* **JOB**
Each line that holds the word "investment" counts once; report the total and nothing else.

'''

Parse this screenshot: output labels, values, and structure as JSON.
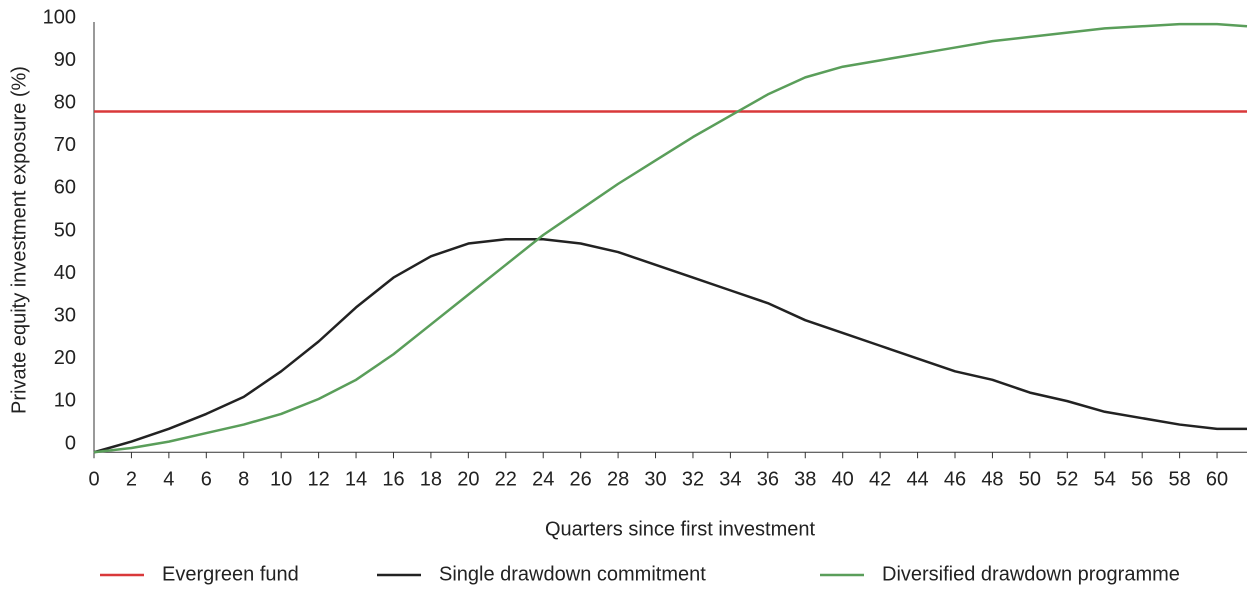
{
  "chart_data": {
    "type": "line",
    "xlabel": "Quarters since first investment",
    "ylabel": "Private equity investment exposure (%)",
    "x": [
      0,
      2,
      4,
      6,
      8,
      10,
      12,
      14,
      16,
      18,
      20,
      22,
      24,
      26,
      28,
      30,
      32,
      34,
      36,
      38,
      40,
      42,
      44,
      46,
      48,
      50,
      52,
      54,
      56,
      58,
      60,
      61.6
    ],
    "series": [
      {
        "name": "Evergreen fund",
        "color": "#d9383a",
        "values": [
          79,
          79,
          79,
          79,
          79,
          79,
          79,
          79,
          79,
          79,
          79,
          79,
          79,
          79,
          79,
          79,
          79,
          79,
          79,
          79,
          79,
          79,
          79,
          79,
          79,
          79,
          79,
          79,
          79,
          79,
          79,
          79
        ]
      },
      {
        "name": "Single drawdown commitment",
        "color": "#222222",
        "values": [
          -1,
          1.5,
          4.5,
          8,
          12,
          18,
          25,
          33,
          40,
          45,
          48,
          49,
          49,
          48,
          46,
          43,
          40,
          37,
          34,
          30,
          27,
          24,
          21,
          18,
          16,
          13,
          11,
          8.5,
          7,
          5.5,
          4.5,
          4.5
        ]
      },
      {
        "name": "Diversified drawdown programme",
        "color": "#5a9e5a",
        "values": [
          -1,
          0,
          1.5,
          3.5,
          5.5,
          8,
          11.5,
          16,
          22,
          29,
          36,
          43,
          50,
          56,
          62,
          67.5,
          73,
          78,
          83,
          87,
          89.5,
          91,
          92.5,
          94,
          95.5,
          96.5,
          97.5,
          98.5,
          99,
          99.5,
          99.5,
          99
        ]
      }
    ],
    "xlim": [
      0,
      61.6
    ],
    "ylim": [
      -1,
      100
    ],
    "xticks": [
      0,
      2,
      4,
      6,
      8,
      10,
      12,
      14,
      16,
      18,
      20,
      22,
      24,
      26,
      28,
      30,
      32,
      34,
      36,
      38,
      40,
      42,
      44,
      46,
      48,
      50,
      52,
      54,
      56,
      58,
      60
    ],
    "yticks": [
      0,
      10,
      20,
      30,
      40,
      50,
      60,
      70,
      80,
      90,
      100
    ],
    "grid": false,
    "legend": "bottom"
  }
}
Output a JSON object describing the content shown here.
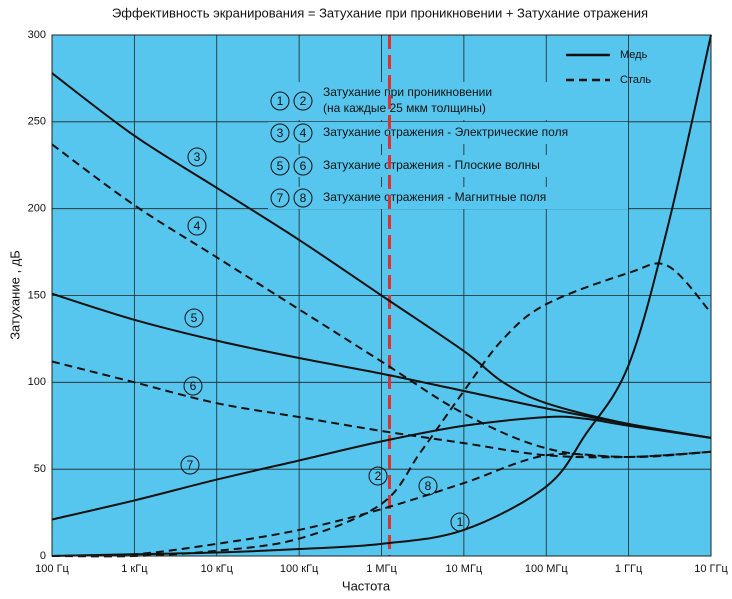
{
  "chart_data": {
    "type": "line",
    "title": "Эффективность экранирования = Затухание при проникновении + Затухание отражения",
    "xlabel": "Частота",
    "ylabel": "Затухание , дБ",
    "log_x": true,
    "grid": true,
    "background": "#56c6ee",
    "line_color": "#111111",
    "xlim": [
      100,
      10000000000
    ],
    "xticks": [
      {
        "value": 100,
        "label": "100 Гц"
      },
      {
        "value": 1000,
        "label": "1 кГц"
      },
      {
        "value": 10000,
        "label": "10 кГц"
      },
      {
        "value": 100000,
        "label": "100 кГц"
      },
      {
        "value": 1000000,
        "label": "1 МГц"
      },
      {
        "value": 10000000,
        "label": "10 МГц"
      },
      {
        "value": 100000000,
        "label": "100 МГц"
      },
      {
        "value": 1000000000,
        "label": "1 ГГц"
      },
      {
        "value": 10000000000,
        "label": "10 ГГц"
      }
    ],
    "ylim": [
      0,
      300
    ],
    "yticks": [
      0,
      50,
      100,
      150,
      200,
      250,
      300
    ],
    "reference_line": {
      "x": 1250000,
      "color": "#e0302f"
    },
    "legend": [
      {
        "name": "Медь",
        "dash": false
      },
      {
        "name": "Сталь",
        "dash": true
      }
    ],
    "key": [
      {
        "labels": [
          "1",
          "2"
        ],
        "lines": [
          "Затухание при проникновении",
          "(на каждые 25 мкм толщины)"
        ]
      },
      {
        "labels": [
          "3",
          "4"
        ],
        "lines": [
          "Затухание отражения - Электрические поля"
        ]
      },
      {
        "labels": [
          "5",
          "6"
        ],
        "lines": [
          "Затухание отражения - Плоские волны"
        ]
      },
      {
        "labels": [
          "7",
          "8"
        ],
        "lines": [
          "Затухание отражения - Магнитные поля"
        ]
      }
    ],
    "series": [
      {
        "label": "1",
        "dash": false,
        "x": [
          100,
          1000,
          10000,
          100000,
          1000000,
          10000000,
          100000000,
          300000000,
          1000000000,
          3000000000,
          10000000000
        ],
        "values": [
          0,
          1,
          2,
          4,
          7,
          15,
          40,
          70,
          110,
          190,
          300
        ]
      },
      {
        "label": "2",
        "dash": true,
        "x": [
          100,
          1000,
          10000,
          100000,
          1000000,
          3000000,
          10000000,
          30000000,
          100000000,
          1000000000,
          3000000000,
          10000000000
        ],
        "values": [
          0,
          0,
          3,
          10,
          30,
          60,
          95,
          125,
          145,
          163,
          167,
          140
        ]
      },
      {
        "label": "3",
        "dash": false,
        "x": [
          100,
          1000,
          10000,
          100000,
          1000000,
          10000000,
          30000000,
          100000000,
          1000000000,
          10000000000
        ],
        "values": [
          278,
          242,
          212,
          182,
          150,
          118,
          100,
          88,
          76,
          68
        ]
      },
      {
        "label": "4",
        "dash": true,
        "x": [
          100,
          1000,
          10000,
          100000,
          1000000,
          10000000,
          100000000,
          1000000000,
          10000000000
        ],
        "values": [
          237,
          202,
          172,
          142,
          112,
          82,
          62,
          57,
          60
        ]
      },
      {
        "label": "5",
        "dash": false,
        "x": [
          100,
          1000,
          10000,
          100000,
          1000000,
          10000000,
          100000000,
          1000000000,
          10000000000
        ],
        "values": [
          151,
          136,
          124,
          114,
          105,
          95,
          85,
          76,
          68
        ]
      },
      {
        "label": "6",
        "dash": true,
        "x": [
          100,
          1000,
          10000,
          100000,
          1000000,
          10000000,
          100000000,
          1000000000,
          10000000000
        ],
        "values": [
          112,
          100,
          88,
          80,
          72,
          65,
          58,
          57,
          60
        ]
      },
      {
        "label": "7",
        "dash": false,
        "x": [
          100,
          1000,
          10000,
          100000,
          1000000,
          10000000,
          100000000,
          300000000,
          1000000000,
          10000000000
        ],
        "values": [
          21,
          32,
          44,
          55,
          66,
          75,
          80,
          79,
          75,
          68
        ]
      },
      {
        "label": "8",
        "dash": true,
        "x": [
          100,
          1000,
          10000,
          100000,
          1000000,
          10000000,
          100000000,
          1000000000,
          10000000000
        ],
        "values": [
          0,
          1,
          7,
          15,
          27,
          42,
          58,
          57,
          60
        ]
      }
    ]
  }
}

'''

* **WRITTEN RESPONSE**
2